§ **What to produce**
Set all the material down again unchanged, without the pictures.

§ **Information provided**
━━━━━━━━━━━━━━━━━━━━

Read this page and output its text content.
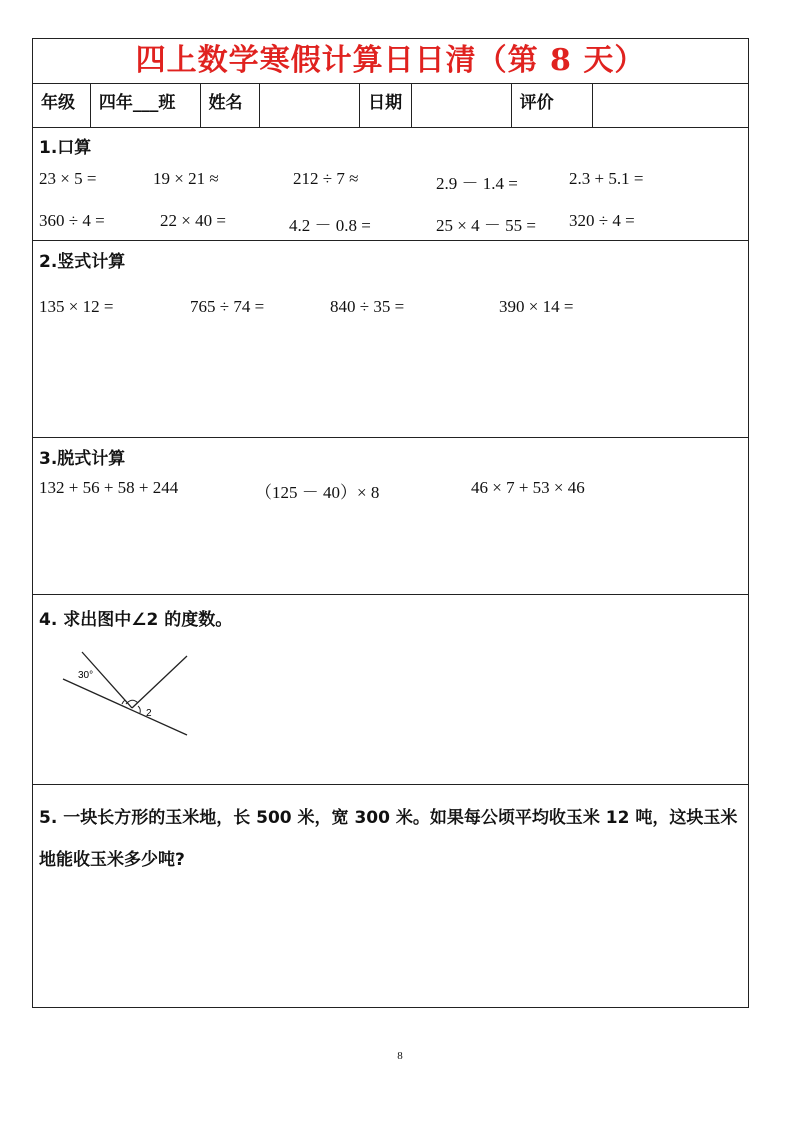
四上数学寒假计算日日清（第 8 天）
年级	四年___班	姓名	日期	评价
1.口算
23 × 5 =	19 × 21 ≈	212 ÷ 7 ≈	2.9 － 1.4 =	2.3 + 5.1 =
360 ÷ 4 =	22 × 40 =	4.2 － 0.8 =	25 × 4 － 55 = 320 ÷ 4 =
2.竖式计算
135 × 12 =	765 ÷ 74 =	840 ÷ 35 =	390 × 14 =
3.脱式计算
132 + 56 + 58 + 244	（125 － 40）× 8	46 × 7 + 53 × 46
4. 求出图中∠2 的度数。
30°
2
5. 一块长方形的玉米地，长 500 米，宽 300 米。如果每公顷平均收玉米 12 吨，这块玉米地能收玉米多少吨?
8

━━━━━━━━━━━━━━━━━━━━

§ **Response to this exercise**
Read this page and output its text content.
四上数学寒假计算日日清（第 8 天）
年级	四年___班	姓名	日期	评价
1.口算
23 × 5 =	19 × 21 ≈	212 ÷ 7 ≈	2.9 － 1.4 =	2.3 + 5.1 =
360 ÷ 4 =	22 × 40 =	4.2 － 0.8 =	25 × 4 － 55 = 320 ÷ 4 =
2.竖式计算
135 × 12 =	765 ÷ 74 =	840 ÷ 35 =	390 × 14 =
3.脱式计算
132 + 56 + 58 + 244	（125 － 40）× 8	46 × 7 + 53 × 46
4. 求出图中∠2 的度数。
30°
2
5. 一块长方形的玉米地，长 500 米，宽 300 米。如果每公顷平均收玉米 12 吨，这块玉米地能收玉米多少吨?
8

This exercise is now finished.